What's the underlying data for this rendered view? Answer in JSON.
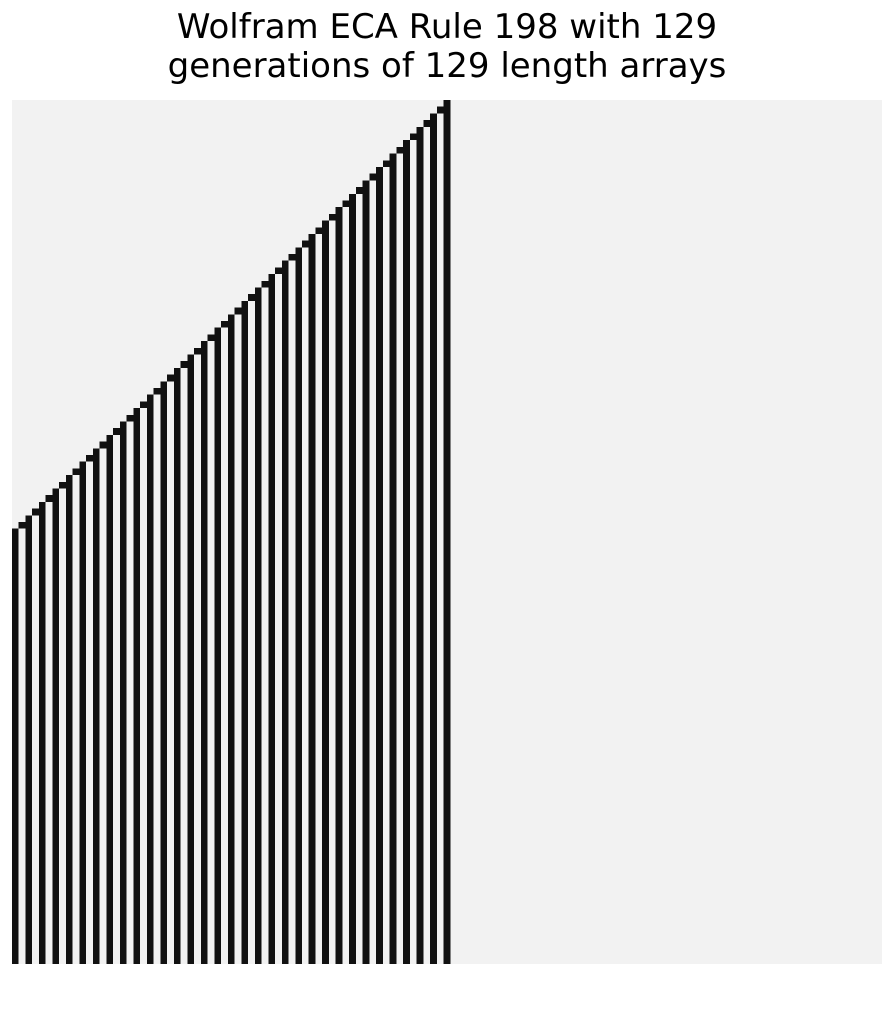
{
  "title": "Wolfram ECA Rule 198 with 129\ngenerations of 129 length arrays",
  "automaton": {
    "rule": 198,
    "generations": 129,
    "width": 129,
    "initial_active_cell": 64,
    "colors": {
      "on": "#111111",
      "off": "#f2f2f2"
    }
  }
}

* [EXERCISE]: Copy each line exactly, and leave the pictures out of your copy.

* [SOLUTION TO THIS EXERCISE]:
What's the underlying data for this rendered view? Answer in JSON.
{
  "title": "Wolfram ECA Rule 198 with 129\ngenerations of 129 length arrays",
  "automaton": {
    "rule": 198,
    "generations": 129,
    "width": 129,
    "initial_active_cell": 64,
    "colors": {
      "on": "#111111",
      "off": "#f2f2f2"
    }
  }
}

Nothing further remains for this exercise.